- EXERCISE DESCRIPTION:
Return all lines in the material below that contain "sera".

☆ ☆ ☆

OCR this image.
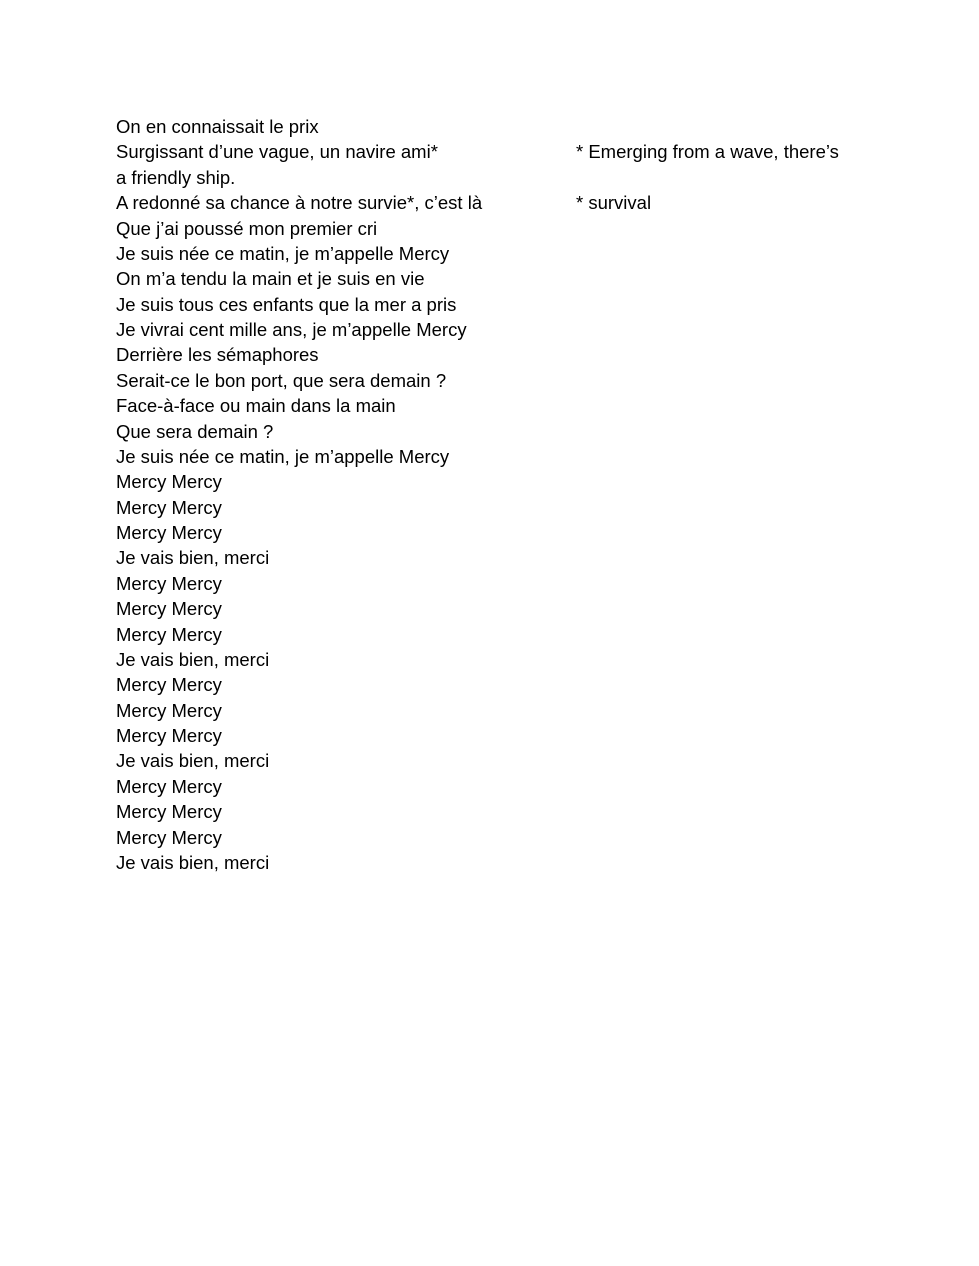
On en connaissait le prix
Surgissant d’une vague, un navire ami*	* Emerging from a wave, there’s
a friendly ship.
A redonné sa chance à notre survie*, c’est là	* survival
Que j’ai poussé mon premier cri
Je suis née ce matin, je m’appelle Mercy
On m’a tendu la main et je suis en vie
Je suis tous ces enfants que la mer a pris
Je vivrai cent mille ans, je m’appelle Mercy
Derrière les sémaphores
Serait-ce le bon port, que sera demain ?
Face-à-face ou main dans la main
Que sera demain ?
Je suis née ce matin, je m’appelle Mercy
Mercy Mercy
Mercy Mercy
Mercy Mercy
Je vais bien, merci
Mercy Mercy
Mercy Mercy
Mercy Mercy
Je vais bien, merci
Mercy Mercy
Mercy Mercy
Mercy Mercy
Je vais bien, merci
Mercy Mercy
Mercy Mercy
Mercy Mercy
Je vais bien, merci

☆ ☆ ☆

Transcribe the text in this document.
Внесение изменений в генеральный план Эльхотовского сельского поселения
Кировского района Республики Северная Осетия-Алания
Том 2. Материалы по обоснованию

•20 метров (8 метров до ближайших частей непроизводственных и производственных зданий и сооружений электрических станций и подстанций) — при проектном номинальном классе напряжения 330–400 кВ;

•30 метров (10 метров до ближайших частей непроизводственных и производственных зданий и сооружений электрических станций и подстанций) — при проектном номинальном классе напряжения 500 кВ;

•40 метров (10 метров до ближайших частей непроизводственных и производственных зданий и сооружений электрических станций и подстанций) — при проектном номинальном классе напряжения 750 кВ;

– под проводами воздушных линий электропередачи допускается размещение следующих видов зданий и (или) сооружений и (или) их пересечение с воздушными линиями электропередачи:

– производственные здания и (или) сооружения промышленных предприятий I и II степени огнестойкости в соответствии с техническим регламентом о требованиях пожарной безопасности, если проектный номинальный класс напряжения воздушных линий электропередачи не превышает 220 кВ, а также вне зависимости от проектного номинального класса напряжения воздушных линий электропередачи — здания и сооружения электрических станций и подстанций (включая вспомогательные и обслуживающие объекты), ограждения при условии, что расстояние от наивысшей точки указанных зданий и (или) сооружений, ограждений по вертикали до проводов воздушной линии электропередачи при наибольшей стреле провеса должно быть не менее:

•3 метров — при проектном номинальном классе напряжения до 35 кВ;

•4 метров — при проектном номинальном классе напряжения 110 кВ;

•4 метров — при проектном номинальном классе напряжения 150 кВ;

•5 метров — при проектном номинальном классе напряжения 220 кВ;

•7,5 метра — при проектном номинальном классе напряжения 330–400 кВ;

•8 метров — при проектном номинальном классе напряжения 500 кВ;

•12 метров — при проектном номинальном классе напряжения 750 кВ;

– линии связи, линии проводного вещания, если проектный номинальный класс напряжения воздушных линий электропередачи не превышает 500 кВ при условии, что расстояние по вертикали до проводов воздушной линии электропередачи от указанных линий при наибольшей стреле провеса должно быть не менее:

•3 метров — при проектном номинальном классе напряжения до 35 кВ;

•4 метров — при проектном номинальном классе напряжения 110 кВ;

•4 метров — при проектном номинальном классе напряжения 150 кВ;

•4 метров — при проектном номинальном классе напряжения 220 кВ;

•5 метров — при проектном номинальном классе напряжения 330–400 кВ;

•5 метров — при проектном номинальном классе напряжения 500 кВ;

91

☆ ☆ ☆

- SOLUTION TO THIS TASK:
Serait-ce le bon port, que sera demain ?
Que sera demain ?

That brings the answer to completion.